* [Stated problem]: Return each line holding the string "name".

Records excerpted from a collection:
-- begin --
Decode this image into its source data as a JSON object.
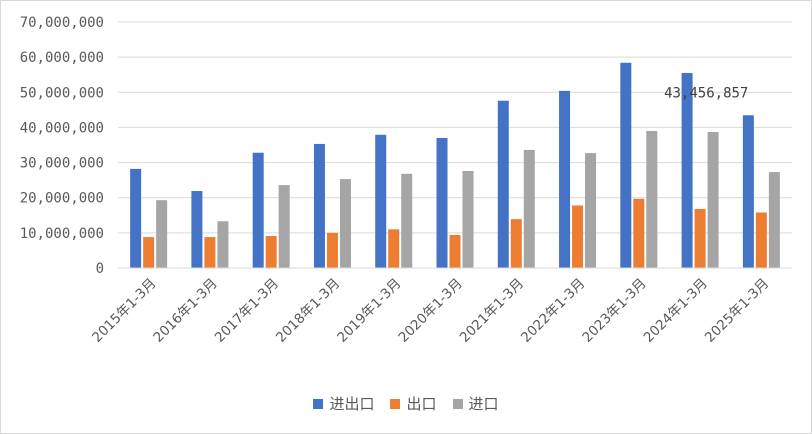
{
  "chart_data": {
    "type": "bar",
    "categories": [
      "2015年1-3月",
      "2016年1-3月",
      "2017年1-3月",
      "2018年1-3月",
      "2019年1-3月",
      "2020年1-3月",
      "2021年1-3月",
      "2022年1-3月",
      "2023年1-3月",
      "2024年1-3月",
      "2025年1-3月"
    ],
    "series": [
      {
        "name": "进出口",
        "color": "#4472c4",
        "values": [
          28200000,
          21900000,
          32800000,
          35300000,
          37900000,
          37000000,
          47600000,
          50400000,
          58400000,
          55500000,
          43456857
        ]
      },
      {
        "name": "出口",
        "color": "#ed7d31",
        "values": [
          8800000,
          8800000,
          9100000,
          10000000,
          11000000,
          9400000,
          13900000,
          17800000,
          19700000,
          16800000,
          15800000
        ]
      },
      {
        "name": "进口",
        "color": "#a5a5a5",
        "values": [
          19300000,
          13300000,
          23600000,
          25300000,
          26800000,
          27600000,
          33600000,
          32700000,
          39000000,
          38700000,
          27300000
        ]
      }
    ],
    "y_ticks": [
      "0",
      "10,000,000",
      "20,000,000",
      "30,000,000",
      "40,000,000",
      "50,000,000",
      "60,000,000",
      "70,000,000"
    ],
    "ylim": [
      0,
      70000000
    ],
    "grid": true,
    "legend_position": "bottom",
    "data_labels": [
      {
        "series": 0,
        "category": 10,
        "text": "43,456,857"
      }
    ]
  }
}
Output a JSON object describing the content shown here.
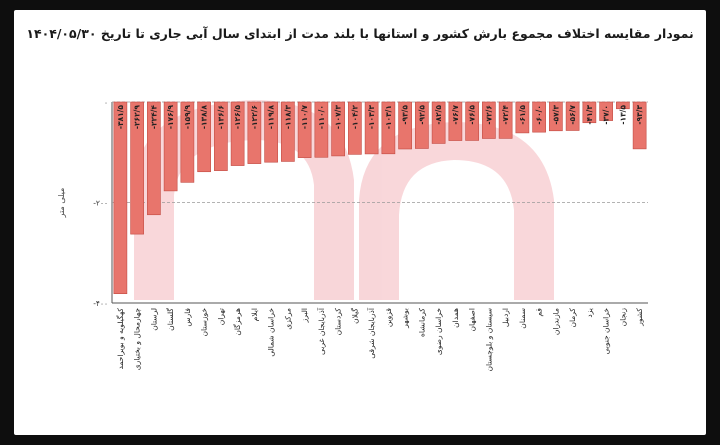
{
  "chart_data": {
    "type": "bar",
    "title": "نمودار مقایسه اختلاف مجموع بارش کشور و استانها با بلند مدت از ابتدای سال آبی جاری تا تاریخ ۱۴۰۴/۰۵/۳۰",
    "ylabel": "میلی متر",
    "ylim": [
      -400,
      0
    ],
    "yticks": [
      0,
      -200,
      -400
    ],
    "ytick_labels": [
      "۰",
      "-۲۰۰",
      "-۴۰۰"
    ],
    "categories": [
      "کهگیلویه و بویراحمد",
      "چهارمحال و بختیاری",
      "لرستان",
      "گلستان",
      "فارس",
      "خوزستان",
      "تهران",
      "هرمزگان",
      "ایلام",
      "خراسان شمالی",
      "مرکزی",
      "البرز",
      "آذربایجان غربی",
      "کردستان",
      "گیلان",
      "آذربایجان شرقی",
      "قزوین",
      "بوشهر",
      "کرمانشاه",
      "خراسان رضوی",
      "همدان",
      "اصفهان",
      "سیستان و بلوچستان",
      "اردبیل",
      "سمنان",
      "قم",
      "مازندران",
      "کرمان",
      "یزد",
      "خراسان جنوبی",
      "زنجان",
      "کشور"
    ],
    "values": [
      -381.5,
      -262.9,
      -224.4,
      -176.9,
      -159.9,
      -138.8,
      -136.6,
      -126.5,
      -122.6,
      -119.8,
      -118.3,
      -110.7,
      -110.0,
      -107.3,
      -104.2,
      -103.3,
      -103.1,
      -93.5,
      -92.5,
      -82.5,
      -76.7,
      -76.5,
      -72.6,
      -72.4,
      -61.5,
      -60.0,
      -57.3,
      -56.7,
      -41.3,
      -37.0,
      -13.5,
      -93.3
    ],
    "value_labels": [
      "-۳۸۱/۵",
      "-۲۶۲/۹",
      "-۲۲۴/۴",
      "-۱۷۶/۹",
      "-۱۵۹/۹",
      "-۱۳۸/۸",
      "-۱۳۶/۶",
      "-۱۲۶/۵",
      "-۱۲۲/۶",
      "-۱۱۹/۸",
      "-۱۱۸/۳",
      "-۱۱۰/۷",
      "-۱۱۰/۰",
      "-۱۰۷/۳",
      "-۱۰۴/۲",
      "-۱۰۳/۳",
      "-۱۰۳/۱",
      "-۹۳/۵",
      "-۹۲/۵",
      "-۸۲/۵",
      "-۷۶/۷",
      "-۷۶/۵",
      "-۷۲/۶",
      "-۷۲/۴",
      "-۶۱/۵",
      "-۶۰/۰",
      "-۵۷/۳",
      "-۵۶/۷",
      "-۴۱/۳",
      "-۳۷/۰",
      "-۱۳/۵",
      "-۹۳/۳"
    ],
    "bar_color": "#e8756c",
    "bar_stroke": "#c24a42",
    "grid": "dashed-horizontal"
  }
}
-- end --
-- begin --
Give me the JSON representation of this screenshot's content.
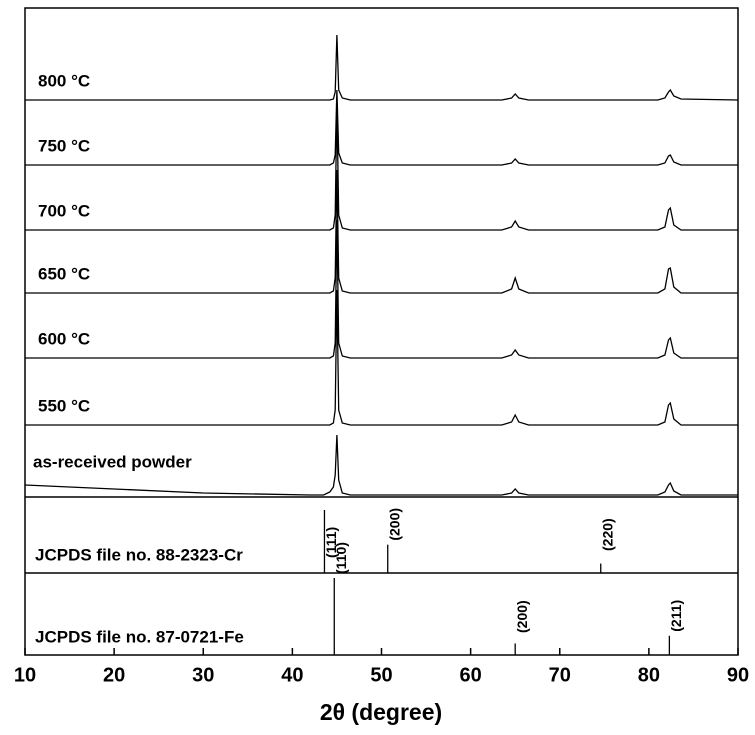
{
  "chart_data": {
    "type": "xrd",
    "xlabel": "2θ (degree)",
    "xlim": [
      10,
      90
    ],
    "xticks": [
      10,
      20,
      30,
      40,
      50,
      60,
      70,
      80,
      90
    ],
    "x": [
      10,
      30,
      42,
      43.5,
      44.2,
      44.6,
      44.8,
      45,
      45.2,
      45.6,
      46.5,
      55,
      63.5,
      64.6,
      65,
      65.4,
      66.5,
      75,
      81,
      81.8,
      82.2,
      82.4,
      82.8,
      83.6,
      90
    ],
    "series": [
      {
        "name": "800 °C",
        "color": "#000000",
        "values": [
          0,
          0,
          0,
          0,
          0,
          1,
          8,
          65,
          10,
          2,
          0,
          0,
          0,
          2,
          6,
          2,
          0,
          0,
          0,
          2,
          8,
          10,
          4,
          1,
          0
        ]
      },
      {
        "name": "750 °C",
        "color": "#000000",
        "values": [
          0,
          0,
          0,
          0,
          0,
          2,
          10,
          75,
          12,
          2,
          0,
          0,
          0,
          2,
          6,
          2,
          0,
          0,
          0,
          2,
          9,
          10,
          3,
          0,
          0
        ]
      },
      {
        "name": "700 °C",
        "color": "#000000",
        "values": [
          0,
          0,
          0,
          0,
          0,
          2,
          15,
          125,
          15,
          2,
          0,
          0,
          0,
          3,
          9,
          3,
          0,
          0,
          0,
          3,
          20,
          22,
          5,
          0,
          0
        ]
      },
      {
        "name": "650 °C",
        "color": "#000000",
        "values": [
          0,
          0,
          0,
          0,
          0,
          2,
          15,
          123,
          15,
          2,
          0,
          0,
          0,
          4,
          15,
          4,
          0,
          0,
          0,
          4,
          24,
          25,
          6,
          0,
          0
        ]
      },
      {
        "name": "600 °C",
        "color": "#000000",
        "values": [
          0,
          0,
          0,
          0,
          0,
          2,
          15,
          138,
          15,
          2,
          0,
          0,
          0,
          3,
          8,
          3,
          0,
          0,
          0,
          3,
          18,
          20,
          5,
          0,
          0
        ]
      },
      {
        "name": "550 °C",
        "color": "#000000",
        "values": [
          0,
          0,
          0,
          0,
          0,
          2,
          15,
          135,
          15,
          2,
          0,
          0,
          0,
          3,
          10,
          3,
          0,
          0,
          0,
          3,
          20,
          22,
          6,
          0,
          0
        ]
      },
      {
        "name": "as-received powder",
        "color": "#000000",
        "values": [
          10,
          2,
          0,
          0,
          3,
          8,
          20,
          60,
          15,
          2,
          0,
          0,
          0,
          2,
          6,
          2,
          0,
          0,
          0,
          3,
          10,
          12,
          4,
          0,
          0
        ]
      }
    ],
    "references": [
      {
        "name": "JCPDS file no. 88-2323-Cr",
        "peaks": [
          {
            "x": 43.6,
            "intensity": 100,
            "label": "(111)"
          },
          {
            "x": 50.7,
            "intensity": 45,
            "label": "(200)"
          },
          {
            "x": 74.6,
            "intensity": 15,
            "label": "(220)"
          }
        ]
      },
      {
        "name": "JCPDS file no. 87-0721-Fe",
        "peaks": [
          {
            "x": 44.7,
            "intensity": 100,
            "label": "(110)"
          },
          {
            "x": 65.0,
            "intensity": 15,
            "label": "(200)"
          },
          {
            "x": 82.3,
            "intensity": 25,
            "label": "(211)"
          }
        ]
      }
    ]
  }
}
-- end --
* [Result]:
        "name": "进出口",
        "name": "出口",
        "name": "进口",
        "name": "800 °C",
        "name": "750 °C",
        "name": "700 °C",
        "name": "650 °C",
        "name": "600 °C",
        "name": "550 °C",
        "name": "as-received powder",
        "name": "JCPDS file no. 88-2323-Cr",
        "name": "JCPDS file no. 87-0721-Fe",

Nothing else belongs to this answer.